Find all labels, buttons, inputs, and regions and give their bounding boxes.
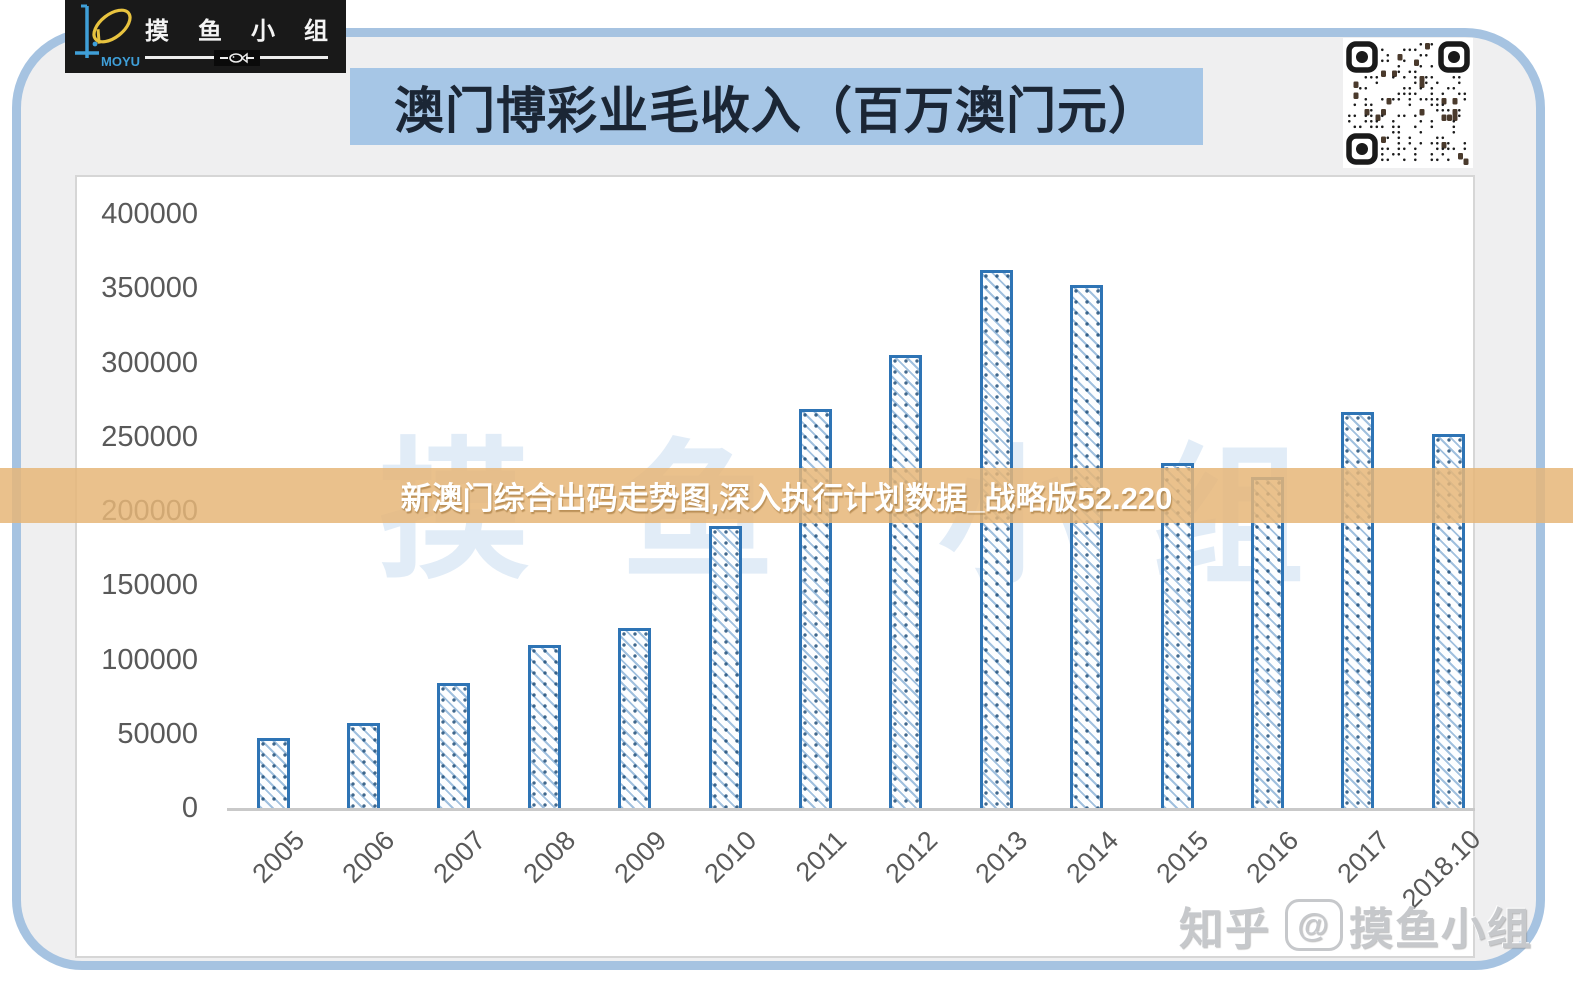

┄┄┄┄┄┄

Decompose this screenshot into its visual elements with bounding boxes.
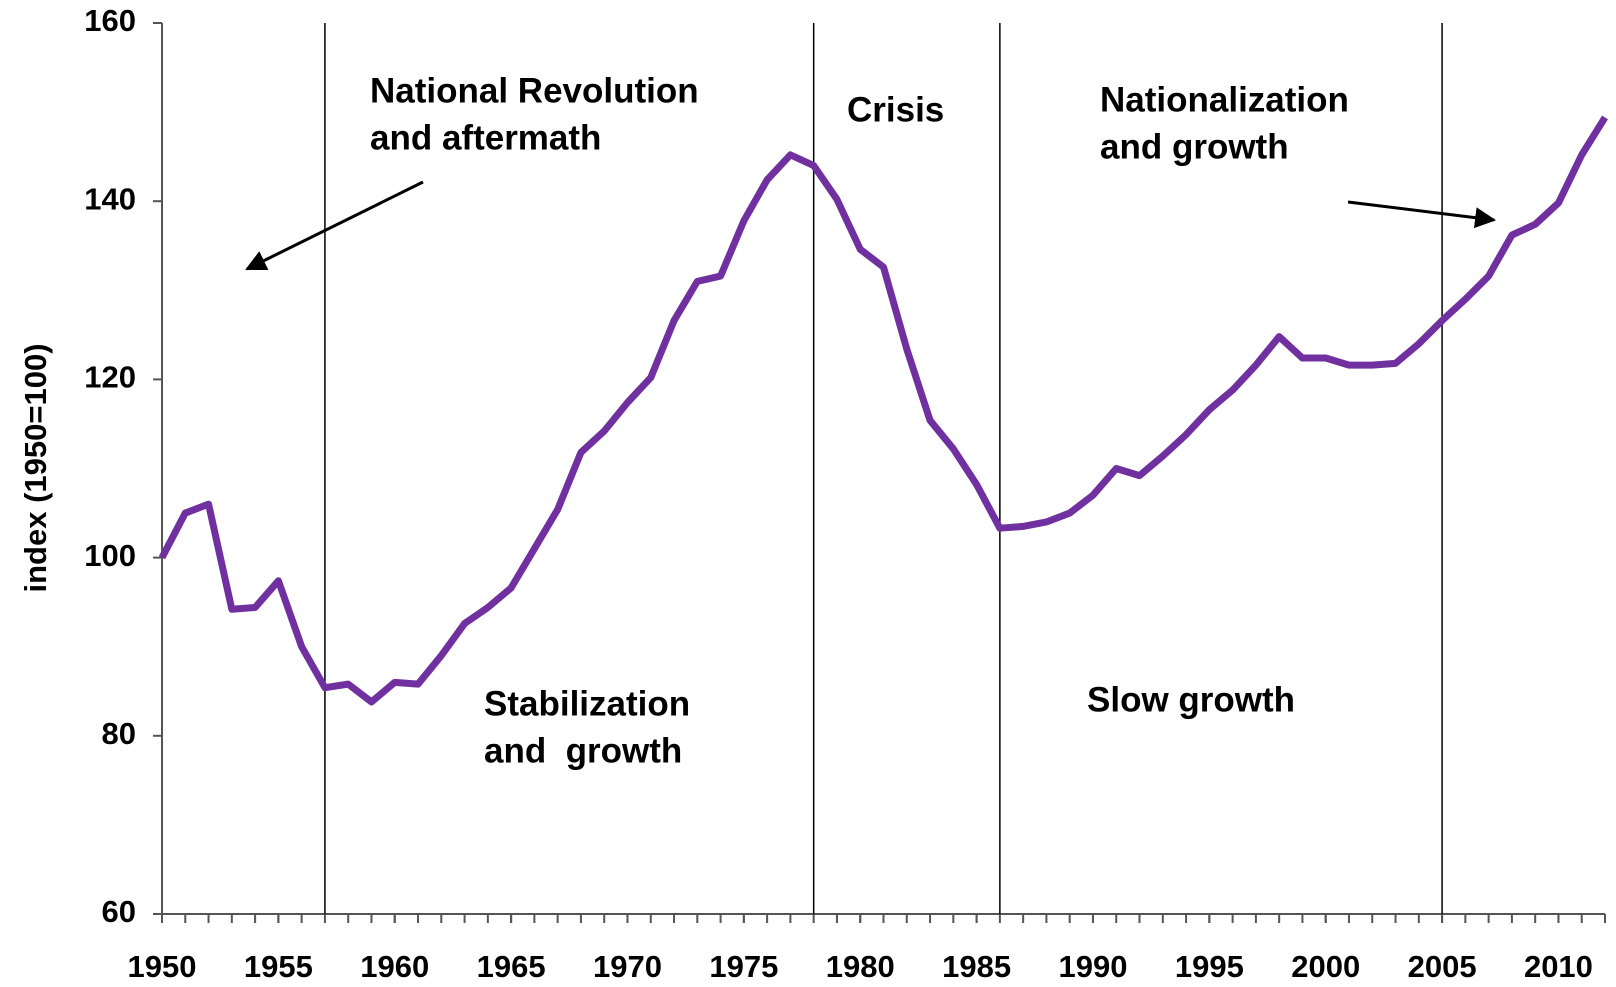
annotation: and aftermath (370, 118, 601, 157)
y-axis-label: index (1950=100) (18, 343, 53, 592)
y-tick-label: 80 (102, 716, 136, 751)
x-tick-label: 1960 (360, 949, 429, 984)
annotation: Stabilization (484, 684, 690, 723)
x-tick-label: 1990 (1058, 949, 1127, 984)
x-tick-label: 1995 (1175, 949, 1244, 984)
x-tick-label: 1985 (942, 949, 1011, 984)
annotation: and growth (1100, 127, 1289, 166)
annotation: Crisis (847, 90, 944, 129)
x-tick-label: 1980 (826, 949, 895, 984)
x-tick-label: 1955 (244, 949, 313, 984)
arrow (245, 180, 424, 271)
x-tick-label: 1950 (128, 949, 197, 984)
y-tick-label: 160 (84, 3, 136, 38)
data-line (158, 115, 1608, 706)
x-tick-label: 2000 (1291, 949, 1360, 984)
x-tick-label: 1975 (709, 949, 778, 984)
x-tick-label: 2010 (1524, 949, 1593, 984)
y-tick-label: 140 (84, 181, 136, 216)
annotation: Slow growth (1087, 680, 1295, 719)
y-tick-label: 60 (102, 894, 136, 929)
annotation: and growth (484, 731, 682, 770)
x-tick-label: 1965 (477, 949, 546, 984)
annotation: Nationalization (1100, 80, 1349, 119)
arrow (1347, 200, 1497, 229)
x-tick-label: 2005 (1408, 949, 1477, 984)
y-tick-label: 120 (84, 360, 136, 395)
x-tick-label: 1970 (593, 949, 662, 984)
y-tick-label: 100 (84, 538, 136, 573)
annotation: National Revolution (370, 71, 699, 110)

┄┄┄┄┄┄

§ **TO BE DONE**
Copy out the records running from the line that contains "Decompose this screenshot" through the line that contains "x-tick-label: 1960 (360, 949, 429, 984)", both ends included, word for word. Leave the pictures out of your copy.

§ **EXERCISE ANSWER**
Decompose this screenshot into its visual elements with bounding boxes.
annotation: and aftermath (370, 118, 601, 157)
y-axis-label: index (1950=100) (18, 343, 53, 592)
y-tick-label: 80 (102, 716, 136, 751)
x-tick-label: 1960 (360, 949, 429, 984)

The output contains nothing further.